begin

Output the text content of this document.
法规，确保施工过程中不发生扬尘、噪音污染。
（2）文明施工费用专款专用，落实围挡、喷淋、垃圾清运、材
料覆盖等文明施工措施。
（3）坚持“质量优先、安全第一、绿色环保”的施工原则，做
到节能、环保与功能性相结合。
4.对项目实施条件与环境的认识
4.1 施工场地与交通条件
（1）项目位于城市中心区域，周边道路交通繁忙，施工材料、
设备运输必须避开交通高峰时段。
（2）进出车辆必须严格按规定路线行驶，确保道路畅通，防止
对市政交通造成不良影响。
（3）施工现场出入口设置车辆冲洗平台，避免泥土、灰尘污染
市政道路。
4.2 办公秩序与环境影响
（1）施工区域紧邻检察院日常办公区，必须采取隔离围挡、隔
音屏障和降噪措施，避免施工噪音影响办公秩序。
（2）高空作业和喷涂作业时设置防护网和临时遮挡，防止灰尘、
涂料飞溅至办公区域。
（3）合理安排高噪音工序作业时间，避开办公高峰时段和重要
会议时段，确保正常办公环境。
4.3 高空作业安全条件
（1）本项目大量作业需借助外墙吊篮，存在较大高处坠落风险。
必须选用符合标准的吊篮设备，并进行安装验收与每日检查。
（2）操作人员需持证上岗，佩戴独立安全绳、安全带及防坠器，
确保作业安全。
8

end

Brief: Go back to the listing above and please repeat it exactly.

Task response:
Output the text content of this document.
法规，确保施工过程中不发生扬尘、噪音污染。
（2）文明施工费用专款专用，落实围挡、喷淋、垃圾清运、材
料覆盖等文明施工措施。
（3）坚持“质量优先、安全第一、绿色环保”的施工原则，做
到节能、环保与功能性相结合。
4.对项目实施条件与环境的认识
4.1 施工场地与交通条件
（1）项目位于城市中心区域，周边道路交通繁忙，施工材料、
设备运输必须避开交通高峰时段。
（2）进出车辆必须严格按规定路线行驶，确保道路畅通，防止
对市政交通造成不良影响。
（3）施工现场出入口设置车辆冲洗平台，避免泥土、灰尘污染
市政道路。
4.2 办公秩序与环境影响
（1）施工区域紧邻检察院日常办公区，必须采取隔离围挡、隔
音屏障和降噪措施，避免施工噪音影响办公秩序。
（2）高空作业和喷涂作业时设置防护网和临时遮挡，防止灰尘、
涂料飞溅至办公区域。
（3）合理安排高噪音工序作业时间，避开办公高峰时段和重要
会议时段，确保正常办公环境。
4.3 高空作业安全条件
（1）本项目大量作业需借助外墙吊篮，存在较大高处坠落风险。
必须选用符合标准的吊篮设备，并进行安装验收与每日检查。
（2）操作人员需持证上岗，佩戴独立安全绳、安全带及防坠器，
确保作业安全。
8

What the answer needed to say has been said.